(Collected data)
|---|
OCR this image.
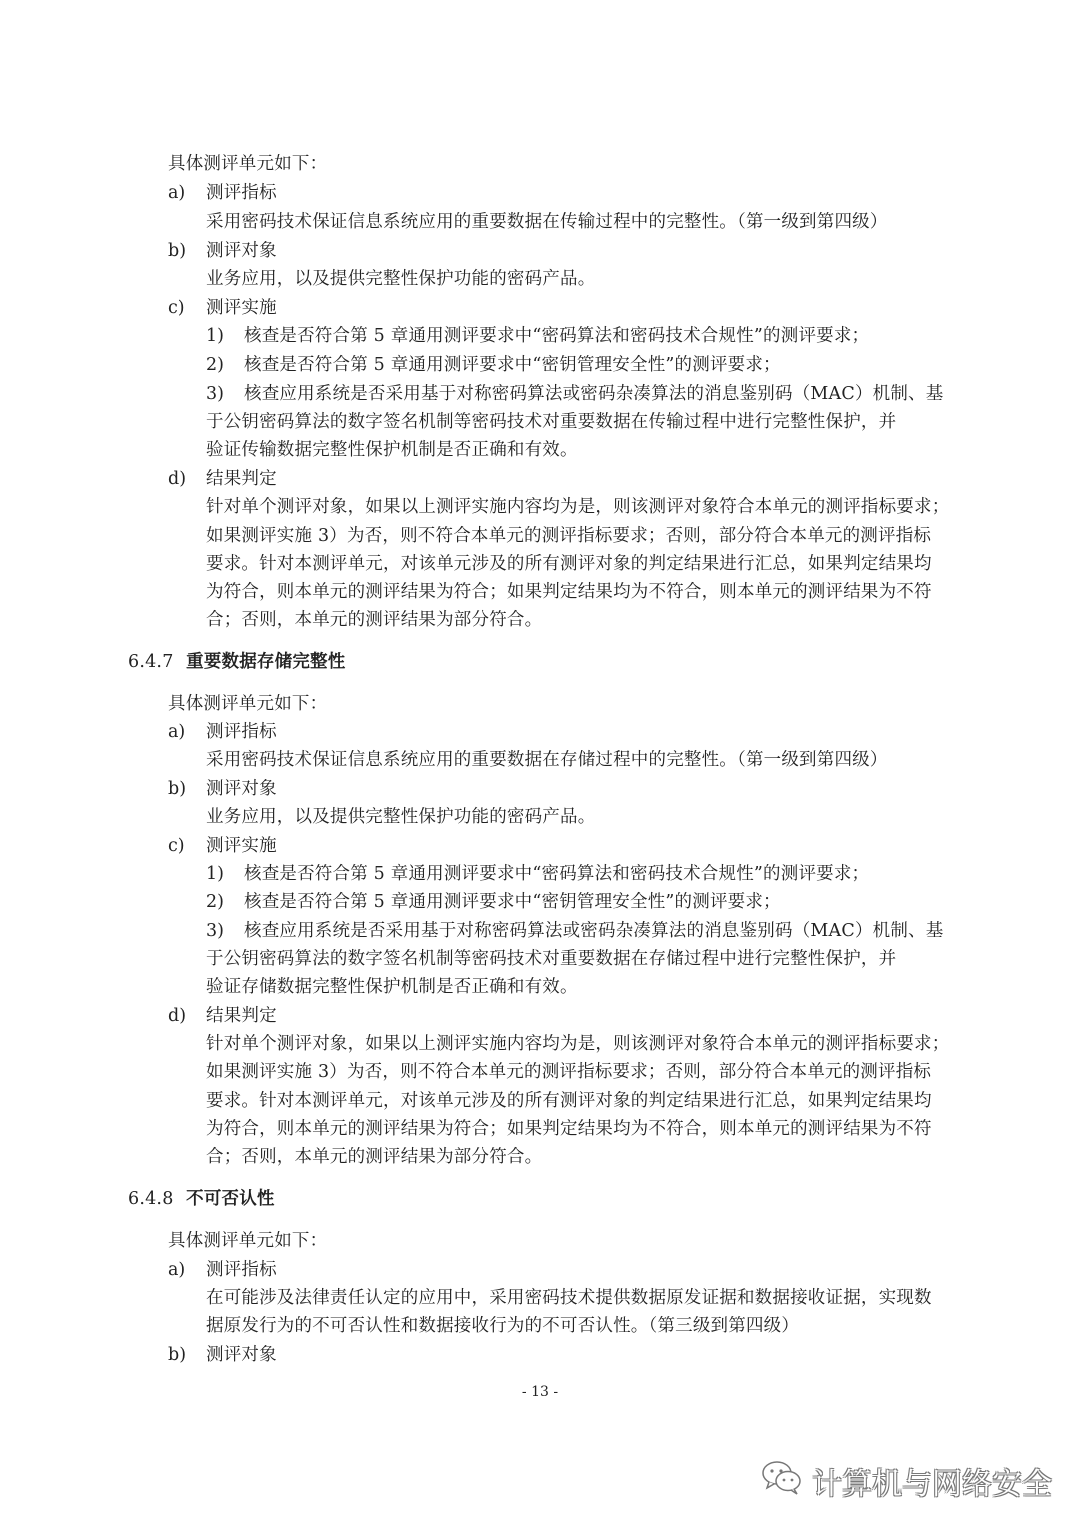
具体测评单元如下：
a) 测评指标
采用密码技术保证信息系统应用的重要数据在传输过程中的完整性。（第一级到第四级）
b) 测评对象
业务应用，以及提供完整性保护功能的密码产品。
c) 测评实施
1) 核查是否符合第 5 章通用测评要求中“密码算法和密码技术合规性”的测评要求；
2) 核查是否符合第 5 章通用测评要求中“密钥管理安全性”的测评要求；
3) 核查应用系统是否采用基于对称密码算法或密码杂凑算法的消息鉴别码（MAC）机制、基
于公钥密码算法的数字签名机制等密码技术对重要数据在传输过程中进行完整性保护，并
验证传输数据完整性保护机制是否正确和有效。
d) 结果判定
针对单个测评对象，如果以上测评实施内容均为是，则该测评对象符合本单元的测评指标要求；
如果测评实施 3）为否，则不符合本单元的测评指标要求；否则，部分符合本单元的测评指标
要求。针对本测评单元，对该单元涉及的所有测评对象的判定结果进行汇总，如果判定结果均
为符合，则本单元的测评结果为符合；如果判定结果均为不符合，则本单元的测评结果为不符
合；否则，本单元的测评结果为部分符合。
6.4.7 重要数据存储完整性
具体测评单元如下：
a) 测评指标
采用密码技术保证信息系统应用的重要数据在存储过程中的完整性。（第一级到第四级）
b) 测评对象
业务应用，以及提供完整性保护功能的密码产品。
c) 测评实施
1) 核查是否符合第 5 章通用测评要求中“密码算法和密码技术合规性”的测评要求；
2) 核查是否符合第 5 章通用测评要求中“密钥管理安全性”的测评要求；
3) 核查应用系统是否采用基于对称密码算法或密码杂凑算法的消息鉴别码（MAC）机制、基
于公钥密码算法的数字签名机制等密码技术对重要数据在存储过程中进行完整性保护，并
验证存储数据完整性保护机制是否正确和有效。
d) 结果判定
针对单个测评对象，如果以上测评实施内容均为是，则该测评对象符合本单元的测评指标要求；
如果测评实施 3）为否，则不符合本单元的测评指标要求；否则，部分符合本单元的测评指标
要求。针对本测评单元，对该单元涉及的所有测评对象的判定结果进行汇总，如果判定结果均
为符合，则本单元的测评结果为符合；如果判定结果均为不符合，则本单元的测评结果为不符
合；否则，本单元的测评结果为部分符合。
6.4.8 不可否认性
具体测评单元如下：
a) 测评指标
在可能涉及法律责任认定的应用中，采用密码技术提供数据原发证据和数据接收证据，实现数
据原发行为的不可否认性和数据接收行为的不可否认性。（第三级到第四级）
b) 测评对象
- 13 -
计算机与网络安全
|---|
=== Goal ===
The data should be printed again unchanged; leave its pictures out.

=== Answer for this exercise ===
OCR this image.
具体测评单元如下：
a) 测评指标
采用密码技术保证信息系统应用的重要数据在传输过程中的完整性。（第一级到第四级）
b) 测评对象
业务应用，以及提供完整性保护功能的密码产品。
c) 测评实施
1) 核查是否符合第 5 章通用测评要求中“密码算法和密码技术合规性”的测评要求；
2) 核查是否符合第 5 章通用测评要求中“密钥管理安全性”的测评要求；
3) 核查应用系统是否采用基于对称密码算法或密码杂凑算法的消息鉴别码（MAC）机制、基
于公钥密码算法的数字签名机制等密码技术对重要数据在传输过程中进行完整性保护，并
验证传输数据完整性保护机制是否正确和有效。
d) 结果判定
针对单个测评对象，如果以上测评实施内容均为是，则该测评对象符合本单元的测评指标要求；
如果测评实施 3）为否，则不符合本单元的测评指标要求；否则，部分符合本单元的测评指标
要求。针对本测评单元，对该单元涉及的所有测评对象的判定结果进行汇总，如果判定结果均
为符合，则本单元的测评结果为符合；如果判定结果均为不符合，则本单元的测评结果为不符
合；否则，本单元的测评结果为部分符合。
6.4.7 重要数据存储完整性
具体测评单元如下：
a) 测评指标
采用密码技术保证信息系统应用的重要数据在存储过程中的完整性。（第一级到第四级）
b) 测评对象
业务应用，以及提供完整性保护功能的密码产品。
c) 测评实施
1) 核查是否符合第 5 章通用测评要求中“密码算法和密码技术合规性”的测评要求；
2) 核查是否符合第 5 章通用测评要求中“密钥管理安全性”的测评要求；
3) 核查应用系统是否采用基于对称密码算法或密码杂凑算法的消息鉴别码（MAC）机制、基
于公钥密码算法的数字签名机制等密码技术对重要数据在存储过程中进行完整性保护，并
验证存储数据完整性保护机制是否正确和有效。
d) 结果判定
针对单个测评对象，如果以上测评实施内容均为是，则该测评对象符合本单元的测评指标要求；
如果测评实施 3）为否，则不符合本单元的测评指标要求；否则，部分符合本单元的测评指标
要求。针对本测评单元，对该单元涉及的所有测评对象的判定结果进行汇总，如果判定结果均
为符合，则本单元的测评结果为符合；如果判定结果均为不符合，则本单元的测评结果为不符
合；否则，本单元的测评结果为部分符合。
6.4.8 不可否认性
具体测评单元如下：
a) 测评指标
在可能涉及法律责任认定的应用中，采用密码技术提供数据原发证据和数据接收证据，实现数
据原发行为的不可否认性和数据接收行为的不可否认性。（第三级到第四级）
b) 测评对象
- 13 -
计算机与网络安全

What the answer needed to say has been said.